> **EXTRACT**

- Opening Delimiter -

Climate and Space Sciences and Engineering, University of Michigan, Ann
Received: 29 Aug 2016 – Revised: 09 Nov 2016 – Accepted: 26 Nov 2016 – Published: 21 Dec 2016
Abstract. The name “plume” has been given to a variety of plasma structures in the Earth's magnetosphere and ionosphere. Some plumes (such as the plasmasphere plume) represent elevated plasma density, while other plumes (such as the equatorial F region plume) represent low-density regions. Despite these differences these structures are either directly related or connected in the causal chain of plasma redistribution throughout the system. This short review defines how plumes appear in different measurements in different regions and describes how plumes can be used to understand magnetosphere–ionosphere coupling. The story of the plume family helps describe the emerging conceptual framework of the flow of high-density–low-latitude ionospheric plasma into the magnetosphere and clearly shows that strong two-way coupling between ionospheric and magnetospheric dynamics occurs not only in the high-latitude auroral zone and polar cap but also through the plasmasphere. The paper briefly reviews, highlights and synthesizes previous studies that have contributed to this new understanding.
Moldwin, M. B., Zou, S., and Heine, T.: The story of plumes: the development of a new conceptual framework for understanding magnetosphere and ionosphere coupling, Ann. Geophys., 34, 1243-1253, doi:10.5194/angeo-34-1243-2016, 2016.

- Closing Delimiter -

> **WORK TO COMPLETE**
Summarize the abstract on plasma plumes in two sentences.

> **DATA EXTRACT**
- Opening Delimiter -

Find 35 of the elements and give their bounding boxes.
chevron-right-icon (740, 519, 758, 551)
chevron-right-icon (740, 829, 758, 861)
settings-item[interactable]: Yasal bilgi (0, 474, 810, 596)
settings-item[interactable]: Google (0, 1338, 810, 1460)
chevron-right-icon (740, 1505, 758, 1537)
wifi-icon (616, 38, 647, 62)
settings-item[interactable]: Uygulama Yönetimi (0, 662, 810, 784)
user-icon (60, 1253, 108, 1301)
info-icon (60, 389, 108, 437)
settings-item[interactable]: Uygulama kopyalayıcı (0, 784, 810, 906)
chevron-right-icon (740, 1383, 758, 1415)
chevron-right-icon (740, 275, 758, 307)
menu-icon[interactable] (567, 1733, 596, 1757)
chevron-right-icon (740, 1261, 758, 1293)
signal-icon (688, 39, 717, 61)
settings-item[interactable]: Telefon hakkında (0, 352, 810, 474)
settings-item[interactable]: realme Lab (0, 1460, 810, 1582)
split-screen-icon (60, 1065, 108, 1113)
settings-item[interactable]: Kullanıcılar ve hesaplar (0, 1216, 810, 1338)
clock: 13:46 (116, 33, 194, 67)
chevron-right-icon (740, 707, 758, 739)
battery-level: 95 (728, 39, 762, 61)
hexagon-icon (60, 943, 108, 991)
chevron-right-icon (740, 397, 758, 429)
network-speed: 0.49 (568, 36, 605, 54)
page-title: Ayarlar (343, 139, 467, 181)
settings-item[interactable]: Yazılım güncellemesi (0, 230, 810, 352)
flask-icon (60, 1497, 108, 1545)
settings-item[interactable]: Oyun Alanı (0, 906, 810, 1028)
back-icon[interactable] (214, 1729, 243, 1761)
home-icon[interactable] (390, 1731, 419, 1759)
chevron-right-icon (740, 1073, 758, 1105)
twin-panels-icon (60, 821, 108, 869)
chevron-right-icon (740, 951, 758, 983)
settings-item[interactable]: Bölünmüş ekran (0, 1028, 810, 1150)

- Closing Delimiter -

> **EXERCISE ANSWER**
The name "plume" is applied to several plasma structures in Earth's magnetosphere and ionosphere, some with elevated density and some with low density, but they are all directly related or connected in the causal chain of plasma redistribution. This short review defines how plumes appear in different measurements and regions and uses them to explain magnetosphere–ionosphere coupling, showing that strong two-way coupling occurs through the plasmasphere as well as in the high-latitude auroral zone and polar cap.